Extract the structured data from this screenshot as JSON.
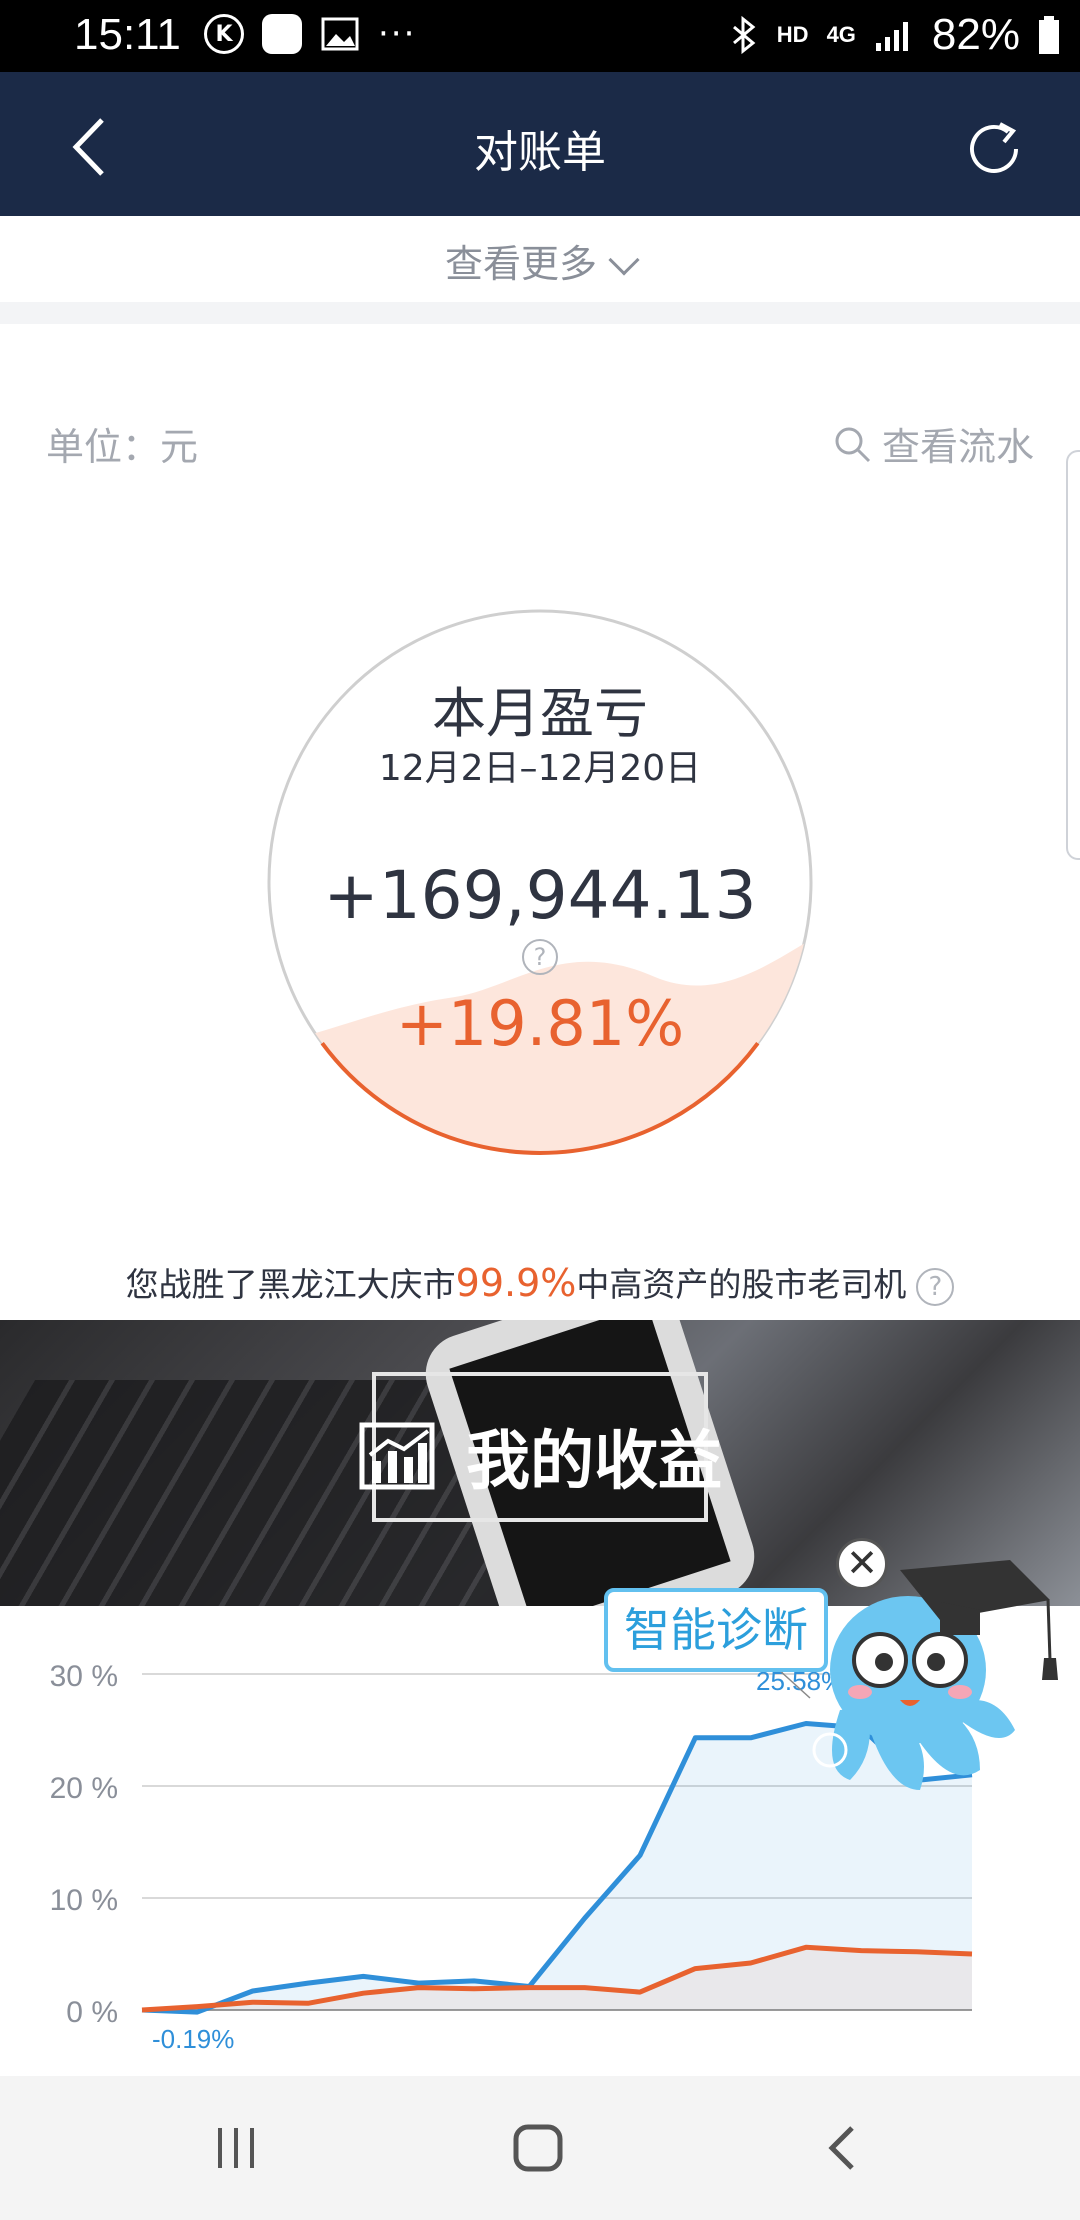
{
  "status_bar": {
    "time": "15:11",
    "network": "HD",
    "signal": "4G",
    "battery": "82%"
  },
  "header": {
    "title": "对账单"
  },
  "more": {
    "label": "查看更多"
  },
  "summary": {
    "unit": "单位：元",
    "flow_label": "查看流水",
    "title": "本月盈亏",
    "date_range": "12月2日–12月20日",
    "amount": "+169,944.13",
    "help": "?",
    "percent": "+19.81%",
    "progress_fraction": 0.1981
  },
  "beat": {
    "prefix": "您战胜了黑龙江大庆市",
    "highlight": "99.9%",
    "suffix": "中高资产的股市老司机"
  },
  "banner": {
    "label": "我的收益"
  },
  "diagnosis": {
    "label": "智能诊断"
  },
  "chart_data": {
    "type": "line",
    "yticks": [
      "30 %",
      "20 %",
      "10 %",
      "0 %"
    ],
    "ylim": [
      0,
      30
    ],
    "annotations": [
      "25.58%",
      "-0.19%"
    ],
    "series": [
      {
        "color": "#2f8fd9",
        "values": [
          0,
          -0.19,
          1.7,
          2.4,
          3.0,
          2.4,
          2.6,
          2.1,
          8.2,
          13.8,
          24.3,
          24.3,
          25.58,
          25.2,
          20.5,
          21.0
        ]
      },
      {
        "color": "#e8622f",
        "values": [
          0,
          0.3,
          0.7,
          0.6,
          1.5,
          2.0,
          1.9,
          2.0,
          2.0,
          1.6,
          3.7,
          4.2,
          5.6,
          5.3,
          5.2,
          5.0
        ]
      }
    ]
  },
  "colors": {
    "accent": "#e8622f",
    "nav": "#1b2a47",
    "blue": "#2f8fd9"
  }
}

# # # # # # #

Every record must be copied exactly, with the pictures left out.

* **Reply to the exercise**
Extract the structured data from this screenshot as JSON.
{
  "status_bar": {
    "time": "15:11",
    "network": "HD",
    "signal": "4G",
    "battery": "82%"
  },
  "header": {
    "title": "对账单"
  },
  "more": {
    "label": "查看更多"
  },
  "summary": {
    "unit": "单位：元",
    "flow_label": "查看流水",
    "title": "本月盈亏",
    "date_range": "12月2日–12月20日",
    "amount": "+169,944.13",
    "help": "?",
    "percent": "+19.81%",
    "progress_fraction": 0.1981
  },
  "beat": {
    "prefix": "您战胜了黑龙江大庆市",
    "highlight": "99.9%",
    "suffix": "中高资产的股市老司机"
  },
  "banner": {
    "label": "我的收益"
  },
  "diagnosis": {
    "label": "智能诊断"
  },
  "chart_data": {
    "type": "line",
    "yticks": [
      "30 %",
      "20 %",
      "10 %",
      "0 %"
    ],
    "ylim": [
      0,
      30
    ],
    "annotations": [
      "25.58%",
      "-0.19%"
    ],
    "series": [
      {
        "color": "#2f8fd9",
        "values": [
          0,
          -0.19,
          1.7,
          2.4,
          3.0,
          2.4,
          2.6,
          2.1,
          8.2,
          13.8,
          24.3,
          24.3,
          25.58,
          25.2,
          20.5,
          21.0
        ]
      },
      {
        "color": "#e8622f",
        "values": [
          0,
          0.3,
          0.7,
          0.6,
          1.5,
          2.0,
          1.9,
          2.0,
          2.0,
          1.6,
          3.7,
          4.2,
          5.6,
          5.3,
          5.2,
          5.0
        ]
      }
    ]
  },
  "colors": {
    "accent": "#e8622f",
    "nav": "#1b2a47",
    "blue": "#2f8fd9"
  }
}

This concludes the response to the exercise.